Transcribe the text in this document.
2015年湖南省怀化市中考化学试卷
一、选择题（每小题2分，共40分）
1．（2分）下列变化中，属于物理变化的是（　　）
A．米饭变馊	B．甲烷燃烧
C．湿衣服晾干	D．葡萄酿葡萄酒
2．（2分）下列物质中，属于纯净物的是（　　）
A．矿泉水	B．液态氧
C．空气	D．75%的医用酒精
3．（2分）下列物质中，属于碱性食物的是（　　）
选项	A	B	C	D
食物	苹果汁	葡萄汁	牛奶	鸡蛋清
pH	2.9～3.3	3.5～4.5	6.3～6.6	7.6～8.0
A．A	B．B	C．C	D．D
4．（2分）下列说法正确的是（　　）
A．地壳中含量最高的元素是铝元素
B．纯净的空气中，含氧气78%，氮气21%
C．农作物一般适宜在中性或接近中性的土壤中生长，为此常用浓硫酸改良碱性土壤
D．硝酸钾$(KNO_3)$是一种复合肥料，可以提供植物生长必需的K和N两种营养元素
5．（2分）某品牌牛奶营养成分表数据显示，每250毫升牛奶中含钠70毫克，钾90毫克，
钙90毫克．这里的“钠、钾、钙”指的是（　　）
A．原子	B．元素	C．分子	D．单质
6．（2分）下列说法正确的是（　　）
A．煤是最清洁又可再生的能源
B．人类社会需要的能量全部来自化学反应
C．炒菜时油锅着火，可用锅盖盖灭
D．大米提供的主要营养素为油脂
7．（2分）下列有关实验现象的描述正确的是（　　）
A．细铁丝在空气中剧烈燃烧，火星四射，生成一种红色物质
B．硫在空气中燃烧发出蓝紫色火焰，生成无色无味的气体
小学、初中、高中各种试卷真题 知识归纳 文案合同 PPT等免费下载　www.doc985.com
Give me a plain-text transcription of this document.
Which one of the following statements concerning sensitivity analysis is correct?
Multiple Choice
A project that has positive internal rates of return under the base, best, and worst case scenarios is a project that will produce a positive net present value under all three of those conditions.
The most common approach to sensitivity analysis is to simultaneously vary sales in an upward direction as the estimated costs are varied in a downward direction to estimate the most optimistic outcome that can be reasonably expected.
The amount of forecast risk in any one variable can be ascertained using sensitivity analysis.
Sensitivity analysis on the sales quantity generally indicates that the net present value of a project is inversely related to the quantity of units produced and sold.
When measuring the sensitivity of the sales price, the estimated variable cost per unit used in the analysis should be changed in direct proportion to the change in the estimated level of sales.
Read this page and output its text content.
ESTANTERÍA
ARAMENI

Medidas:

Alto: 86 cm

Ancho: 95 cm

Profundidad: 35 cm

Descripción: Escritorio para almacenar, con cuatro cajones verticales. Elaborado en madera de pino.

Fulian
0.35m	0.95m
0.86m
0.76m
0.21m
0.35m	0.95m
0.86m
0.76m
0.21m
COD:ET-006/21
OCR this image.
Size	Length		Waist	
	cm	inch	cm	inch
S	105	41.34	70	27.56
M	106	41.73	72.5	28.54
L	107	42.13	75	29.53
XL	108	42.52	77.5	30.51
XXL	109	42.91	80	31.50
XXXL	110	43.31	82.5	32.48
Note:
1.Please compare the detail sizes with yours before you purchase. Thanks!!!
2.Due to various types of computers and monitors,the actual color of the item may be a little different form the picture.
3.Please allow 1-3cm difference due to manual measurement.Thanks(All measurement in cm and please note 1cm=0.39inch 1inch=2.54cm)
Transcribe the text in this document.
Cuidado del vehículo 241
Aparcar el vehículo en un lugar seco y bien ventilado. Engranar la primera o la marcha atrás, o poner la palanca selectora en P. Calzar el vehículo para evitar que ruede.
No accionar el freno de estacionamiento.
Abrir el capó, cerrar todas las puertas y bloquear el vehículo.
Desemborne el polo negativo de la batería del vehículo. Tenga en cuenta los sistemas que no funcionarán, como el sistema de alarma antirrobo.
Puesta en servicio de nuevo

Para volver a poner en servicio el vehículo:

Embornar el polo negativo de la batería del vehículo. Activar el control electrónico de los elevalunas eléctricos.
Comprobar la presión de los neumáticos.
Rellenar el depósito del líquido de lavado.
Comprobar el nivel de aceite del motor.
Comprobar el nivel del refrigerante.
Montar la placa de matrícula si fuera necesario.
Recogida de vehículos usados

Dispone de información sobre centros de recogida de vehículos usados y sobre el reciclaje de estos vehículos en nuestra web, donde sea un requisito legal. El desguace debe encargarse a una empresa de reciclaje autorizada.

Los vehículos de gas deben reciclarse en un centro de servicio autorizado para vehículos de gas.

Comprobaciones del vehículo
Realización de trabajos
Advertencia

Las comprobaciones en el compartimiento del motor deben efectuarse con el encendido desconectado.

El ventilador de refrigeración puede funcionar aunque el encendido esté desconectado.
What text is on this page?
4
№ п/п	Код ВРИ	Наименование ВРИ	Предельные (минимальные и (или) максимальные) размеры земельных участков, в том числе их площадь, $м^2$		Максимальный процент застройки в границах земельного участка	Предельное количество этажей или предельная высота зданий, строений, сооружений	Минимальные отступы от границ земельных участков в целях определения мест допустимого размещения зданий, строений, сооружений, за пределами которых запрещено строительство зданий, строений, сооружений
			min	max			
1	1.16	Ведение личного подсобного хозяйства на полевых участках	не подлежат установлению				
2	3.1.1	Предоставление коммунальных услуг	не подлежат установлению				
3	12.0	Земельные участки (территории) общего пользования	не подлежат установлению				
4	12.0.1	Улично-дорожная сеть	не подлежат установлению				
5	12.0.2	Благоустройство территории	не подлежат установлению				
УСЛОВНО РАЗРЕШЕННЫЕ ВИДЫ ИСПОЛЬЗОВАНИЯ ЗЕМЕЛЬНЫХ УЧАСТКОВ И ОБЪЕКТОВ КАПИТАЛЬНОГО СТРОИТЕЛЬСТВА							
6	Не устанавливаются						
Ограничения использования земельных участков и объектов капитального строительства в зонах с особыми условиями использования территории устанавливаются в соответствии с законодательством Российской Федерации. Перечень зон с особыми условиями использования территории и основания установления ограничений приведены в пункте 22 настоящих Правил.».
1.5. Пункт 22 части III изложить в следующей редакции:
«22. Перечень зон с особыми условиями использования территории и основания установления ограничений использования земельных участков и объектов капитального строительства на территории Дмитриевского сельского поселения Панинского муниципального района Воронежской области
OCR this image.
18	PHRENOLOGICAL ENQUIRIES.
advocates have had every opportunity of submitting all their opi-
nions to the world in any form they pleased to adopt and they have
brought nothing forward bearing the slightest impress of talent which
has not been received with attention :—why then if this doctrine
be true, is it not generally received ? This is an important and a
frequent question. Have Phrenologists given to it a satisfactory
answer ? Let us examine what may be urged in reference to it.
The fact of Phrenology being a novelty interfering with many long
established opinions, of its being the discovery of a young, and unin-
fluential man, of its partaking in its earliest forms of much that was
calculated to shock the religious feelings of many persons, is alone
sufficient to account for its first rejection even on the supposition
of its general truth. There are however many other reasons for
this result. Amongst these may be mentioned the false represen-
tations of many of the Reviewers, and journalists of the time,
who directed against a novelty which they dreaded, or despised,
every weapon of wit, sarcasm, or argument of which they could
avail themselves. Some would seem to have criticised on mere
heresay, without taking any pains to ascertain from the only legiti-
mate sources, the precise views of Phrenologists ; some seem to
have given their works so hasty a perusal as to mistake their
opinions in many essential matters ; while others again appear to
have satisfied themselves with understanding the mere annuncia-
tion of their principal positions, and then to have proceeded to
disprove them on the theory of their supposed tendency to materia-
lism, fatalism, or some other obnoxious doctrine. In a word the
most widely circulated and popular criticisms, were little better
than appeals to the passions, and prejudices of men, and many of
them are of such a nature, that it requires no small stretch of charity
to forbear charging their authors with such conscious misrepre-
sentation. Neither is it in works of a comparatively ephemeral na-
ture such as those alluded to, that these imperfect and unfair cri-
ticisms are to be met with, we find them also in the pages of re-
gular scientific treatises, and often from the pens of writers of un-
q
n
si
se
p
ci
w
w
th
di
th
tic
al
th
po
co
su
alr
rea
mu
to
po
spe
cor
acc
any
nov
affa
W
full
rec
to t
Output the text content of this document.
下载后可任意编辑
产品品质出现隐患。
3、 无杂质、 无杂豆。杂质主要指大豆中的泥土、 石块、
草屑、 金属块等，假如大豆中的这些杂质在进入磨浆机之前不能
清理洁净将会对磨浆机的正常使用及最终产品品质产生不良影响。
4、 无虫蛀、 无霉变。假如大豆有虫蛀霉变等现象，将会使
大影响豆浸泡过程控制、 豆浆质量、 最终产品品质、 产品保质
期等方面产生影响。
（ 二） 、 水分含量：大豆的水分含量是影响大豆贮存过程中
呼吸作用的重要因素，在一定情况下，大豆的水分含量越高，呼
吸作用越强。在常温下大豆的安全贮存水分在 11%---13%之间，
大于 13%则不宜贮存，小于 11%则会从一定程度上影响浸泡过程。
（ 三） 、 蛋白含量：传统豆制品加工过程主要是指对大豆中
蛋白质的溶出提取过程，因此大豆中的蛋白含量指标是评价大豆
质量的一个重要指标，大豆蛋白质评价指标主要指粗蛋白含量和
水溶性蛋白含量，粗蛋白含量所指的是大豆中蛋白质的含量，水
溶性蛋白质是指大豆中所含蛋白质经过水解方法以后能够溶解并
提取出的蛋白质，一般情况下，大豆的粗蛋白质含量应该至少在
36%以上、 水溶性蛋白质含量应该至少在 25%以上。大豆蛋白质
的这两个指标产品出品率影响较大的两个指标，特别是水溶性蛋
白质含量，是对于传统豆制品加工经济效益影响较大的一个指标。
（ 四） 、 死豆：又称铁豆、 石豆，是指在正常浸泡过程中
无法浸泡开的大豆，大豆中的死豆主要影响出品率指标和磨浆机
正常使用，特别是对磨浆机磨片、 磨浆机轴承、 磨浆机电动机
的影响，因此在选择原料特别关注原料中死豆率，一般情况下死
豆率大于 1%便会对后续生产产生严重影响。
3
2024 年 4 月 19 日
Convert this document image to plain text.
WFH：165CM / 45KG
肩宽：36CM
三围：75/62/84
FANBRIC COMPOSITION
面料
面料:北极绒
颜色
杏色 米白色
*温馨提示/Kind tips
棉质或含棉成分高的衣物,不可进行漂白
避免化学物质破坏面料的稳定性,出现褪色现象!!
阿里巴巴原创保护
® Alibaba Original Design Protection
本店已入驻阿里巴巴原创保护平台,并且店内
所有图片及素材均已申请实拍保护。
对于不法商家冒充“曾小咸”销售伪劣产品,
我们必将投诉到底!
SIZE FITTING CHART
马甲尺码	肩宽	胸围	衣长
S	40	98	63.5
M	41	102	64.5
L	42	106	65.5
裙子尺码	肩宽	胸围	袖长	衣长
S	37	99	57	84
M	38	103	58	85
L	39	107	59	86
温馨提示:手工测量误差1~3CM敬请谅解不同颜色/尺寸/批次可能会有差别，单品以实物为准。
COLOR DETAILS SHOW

OBJECTIVE:
Repeat, without changes, every line from the one that contains "Output the text content of this document." through the final line of the data.

OUTPUT:
Output the text content of this document.
下载后可任意编辑
产品品质出现隐患。
3、 无杂质、 无杂豆。杂质主要指大豆中的泥土、 石块、
草屑、 金属块等，假如大豆中的这些杂质在进入磨浆机之前不能
清理洁净将会对磨浆机的正常使用及最终产品品质产生不良影响。
4、 无虫蛀、 无霉变。假如大豆有虫蛀霉变等现象，将会使
大影响豆浸泡过程控制、 豆浆质量、 最终产品品质、 产品保质
期等方面产生影响。
（ 二） 、 水分含量：大豆的水分含量是影响大豆贮存过程中
呼吸作用的重要因素，在一定情况下，大豆的水分含量越高，呼
吸作用越强。在常温下大豆的安全贮存水分在 11%---13%之间，
大于 13%则不宜贮存，小于 11%则会从一定程度上影响浸泡过程。
（ 三） 、 蛋白含量：传统豆制品加工过程主要是指对大豆中
蛋白质的溶出提取过程，因此大豆中的蛋白含量指标是评价大豆
质量的一个重要指标，大豆蛋白质评价指标主要指粗蛋白含量和
水溶性蛋白含量，粗蛋白含量所指的是大豆中蛋白质的含量，水
溶性蛋白质是指大豆中所含蛋白质经过水解方法以后能够溶解并
提取出的蛋白质，一般情况下，大豆的粗蛋白质含量应该至少在
36%以上、 水溶性蛋白质含量应该至少在 25%以上。大豆蛋白质
的这两个指标产品出品率影响较大的两个指标，特别是水溶性蛋
白质含量，是对于传统豆制品加工经济效益影响较大的一个指标。
（ 四） 、 死豆：又称铁豆、 石豆，是指在正常浸泡过程中
无法浸泡开的大豆，大豆中的死豆主要影响出品率指标和磨浆机
正常使用，特别是对磨浆机磨片、 磨浆机轴承、 磨浆机电动机
的影响，因此在选择原料特别关注原料中死豆率，一般情况下死
豆率大于 1%便会对后续生产产生严重影响。
3
2024 年 4 月 19 日
Convert this document image to plain text.
WFH：165CM / 45KG
肩宽：36CM
三围：75/62/84
FANBRIC COMPOSITION
面料
面料:北极绒
颜色
杏色 米白色
*温馨提示/Kind tips
棉质或含棉成分高的衣物,不可进行漂白
避免化学物质破坏面料的稳定性,出现褪色现象!!
阿里巴巴原创保护
® Alibaba Original Design Protection
本店已入驻阿里巴巴原创保护平台,并且店内
所有图片及素材均已申请实拍保护。
对于不法商家冒充“曾小咸”销售伪劣产品,
我们必将投诉到底!
SIZE FITTING CHART
马甲尺码	肩宽	胸围	衣长
S	40	98	63.5
M	41	102	64.5
L	42	106	65.5
裙子尺码	肩宽	胸围	袖长	衣长
S	37	99	57	84
M	38	103	58	85
L	39	107	59	86
温馨提示:手工测量误差1~3CM敬请谅解不同颜色/尺寸/批次可能会有差别，单品以实物为准。
COLOR DETAILS SHOW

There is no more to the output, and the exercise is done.